--- START OF SOURCE TEXT ---

In a blog post published Thursday, Amazon and speech startup Voiceitt announced a collaboration that aims to make Alexa more accessible to people with atypical speech. Voiceitt is an app that uses machine-learning and speech recognition technologies to help those with speech impairments communicate and be more easily understood.
In a press release, Voiceitt acknowledged the popularity of smart speakers and digital assistants like Amazon’s Alexa—despite their massive popularity, however, they can prove inaccessible to those with various types of speech delays. This can make the communicatively impaired feel as though they are excluded from using voice-first devices. Teaching a machine fluent speech is hard enough; teaching a machine to learn atypical speech is exponentially more challenging. Thus, Voiceitt “recognized the opportunity to expand its technology offering to facilitate not only in-person communication but also interaction with voice activated and controlled devices.”
“We’re excited to work with Amazon to bring the benefits of voice technologies to a broad segment of customers who, until now, may not have been able to enjoy these products,” said Voiceitt co-founder and CEO Danny Weissberg in the press release. “Voice technologies are increasingly mainstream, and this Alexa integration is testament to the growing awareness among major technology players of the importance of ensuring these technologies address the diverse needs and preferences of their customers, including people whose voices deviate from standard speech. Integration of Voiceitt’s speech recognition with a powerful service like Alexa further demonstrates Voiceitt’s value proposition in a rapidly expanding industry, and of our vision—to make speech recognition accessible to everyone.”

--- END OF SOURCE TEXT ---
--- START OF DATA EXCERPTS ---

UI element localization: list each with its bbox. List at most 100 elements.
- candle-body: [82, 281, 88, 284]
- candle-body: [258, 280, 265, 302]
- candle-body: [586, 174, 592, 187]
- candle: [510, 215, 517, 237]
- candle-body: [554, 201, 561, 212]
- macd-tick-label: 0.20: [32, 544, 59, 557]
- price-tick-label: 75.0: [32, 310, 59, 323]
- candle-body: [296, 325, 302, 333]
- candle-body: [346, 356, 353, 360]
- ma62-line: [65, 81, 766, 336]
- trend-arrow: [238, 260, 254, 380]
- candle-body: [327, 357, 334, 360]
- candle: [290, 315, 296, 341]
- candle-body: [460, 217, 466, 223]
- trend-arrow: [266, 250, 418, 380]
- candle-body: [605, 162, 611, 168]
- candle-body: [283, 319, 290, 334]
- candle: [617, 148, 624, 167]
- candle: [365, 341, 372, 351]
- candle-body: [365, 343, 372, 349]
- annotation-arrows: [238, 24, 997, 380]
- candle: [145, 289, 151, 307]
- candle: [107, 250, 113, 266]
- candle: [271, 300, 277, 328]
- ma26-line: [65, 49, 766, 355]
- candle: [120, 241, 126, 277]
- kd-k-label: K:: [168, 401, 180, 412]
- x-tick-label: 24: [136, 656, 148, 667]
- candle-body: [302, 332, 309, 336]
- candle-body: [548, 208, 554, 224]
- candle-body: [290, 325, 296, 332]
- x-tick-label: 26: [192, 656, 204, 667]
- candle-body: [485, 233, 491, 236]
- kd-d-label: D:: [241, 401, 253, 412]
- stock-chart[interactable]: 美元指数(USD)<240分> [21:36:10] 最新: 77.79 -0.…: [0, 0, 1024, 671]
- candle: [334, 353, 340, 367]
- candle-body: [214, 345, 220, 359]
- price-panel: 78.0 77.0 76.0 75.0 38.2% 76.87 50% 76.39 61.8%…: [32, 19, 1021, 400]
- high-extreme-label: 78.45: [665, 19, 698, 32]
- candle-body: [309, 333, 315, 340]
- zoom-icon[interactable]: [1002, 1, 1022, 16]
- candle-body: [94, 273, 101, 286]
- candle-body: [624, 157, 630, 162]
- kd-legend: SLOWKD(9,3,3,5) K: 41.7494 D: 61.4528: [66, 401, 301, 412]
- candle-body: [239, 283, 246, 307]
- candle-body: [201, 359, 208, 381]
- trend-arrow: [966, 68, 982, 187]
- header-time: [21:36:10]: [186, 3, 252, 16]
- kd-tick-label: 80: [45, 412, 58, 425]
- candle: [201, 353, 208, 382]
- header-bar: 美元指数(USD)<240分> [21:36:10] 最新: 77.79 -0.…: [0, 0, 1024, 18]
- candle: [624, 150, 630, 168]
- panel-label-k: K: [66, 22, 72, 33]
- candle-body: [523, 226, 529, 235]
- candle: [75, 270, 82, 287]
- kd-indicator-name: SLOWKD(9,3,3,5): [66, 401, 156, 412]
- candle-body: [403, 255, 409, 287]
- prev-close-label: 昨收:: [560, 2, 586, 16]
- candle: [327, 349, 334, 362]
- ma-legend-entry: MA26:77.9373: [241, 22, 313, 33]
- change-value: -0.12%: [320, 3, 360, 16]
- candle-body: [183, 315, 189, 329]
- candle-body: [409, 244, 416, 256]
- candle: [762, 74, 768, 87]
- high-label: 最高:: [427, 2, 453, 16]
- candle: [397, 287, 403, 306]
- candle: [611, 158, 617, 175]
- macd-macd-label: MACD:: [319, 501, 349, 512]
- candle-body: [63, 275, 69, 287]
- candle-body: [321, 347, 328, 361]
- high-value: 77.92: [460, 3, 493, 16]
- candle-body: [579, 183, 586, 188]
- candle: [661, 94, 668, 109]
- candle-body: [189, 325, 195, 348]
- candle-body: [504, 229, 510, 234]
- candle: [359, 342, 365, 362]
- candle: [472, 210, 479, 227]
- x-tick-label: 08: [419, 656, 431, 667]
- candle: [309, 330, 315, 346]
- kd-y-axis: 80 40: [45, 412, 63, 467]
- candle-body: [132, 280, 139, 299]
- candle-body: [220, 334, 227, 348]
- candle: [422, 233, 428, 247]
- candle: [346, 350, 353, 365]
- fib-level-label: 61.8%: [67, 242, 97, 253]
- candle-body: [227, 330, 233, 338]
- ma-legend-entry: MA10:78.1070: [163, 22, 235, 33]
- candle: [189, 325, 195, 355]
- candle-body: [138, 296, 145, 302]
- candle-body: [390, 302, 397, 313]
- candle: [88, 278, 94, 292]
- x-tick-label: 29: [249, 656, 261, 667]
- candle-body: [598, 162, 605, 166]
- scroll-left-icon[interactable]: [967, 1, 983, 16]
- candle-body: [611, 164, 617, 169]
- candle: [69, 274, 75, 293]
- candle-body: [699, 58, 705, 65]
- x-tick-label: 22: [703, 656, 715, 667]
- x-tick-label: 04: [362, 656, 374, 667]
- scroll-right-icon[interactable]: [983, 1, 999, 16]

--- END OF DATA EXCERPTS ---

• REQUIRED WORK:
1/ Reproduce a passage from the Voiceitt article. Begin at the words "In a blog post" and stop after "more easily understood.".
2/ According to the Voiceitt article, why did Voiceitt decide to extend its technology beyond in-person communication to voice-activated devices? Answer in one to three sentences.

• RESULTS IN ORDER:
1/
In a blog post published Thursday, Amazon and speech startup Voiceitt announced a collaboration that aims to make Alexa more accessible to people with atypical speech. Voiceitt is an app that uses machine-learning and speech recognition technologies to help those with speech impairments communicate and be more easily understood.

2/ Smart speakers and digital assistants like Alexa are very popular, but they can be inaccessible to people with various types of speech delays. This can make people with communication impairments feel excluded from voice-first devices. For that reason, Voiceitt saw an opportunity to help them interact with voice-activated and voice-controlled devices as well.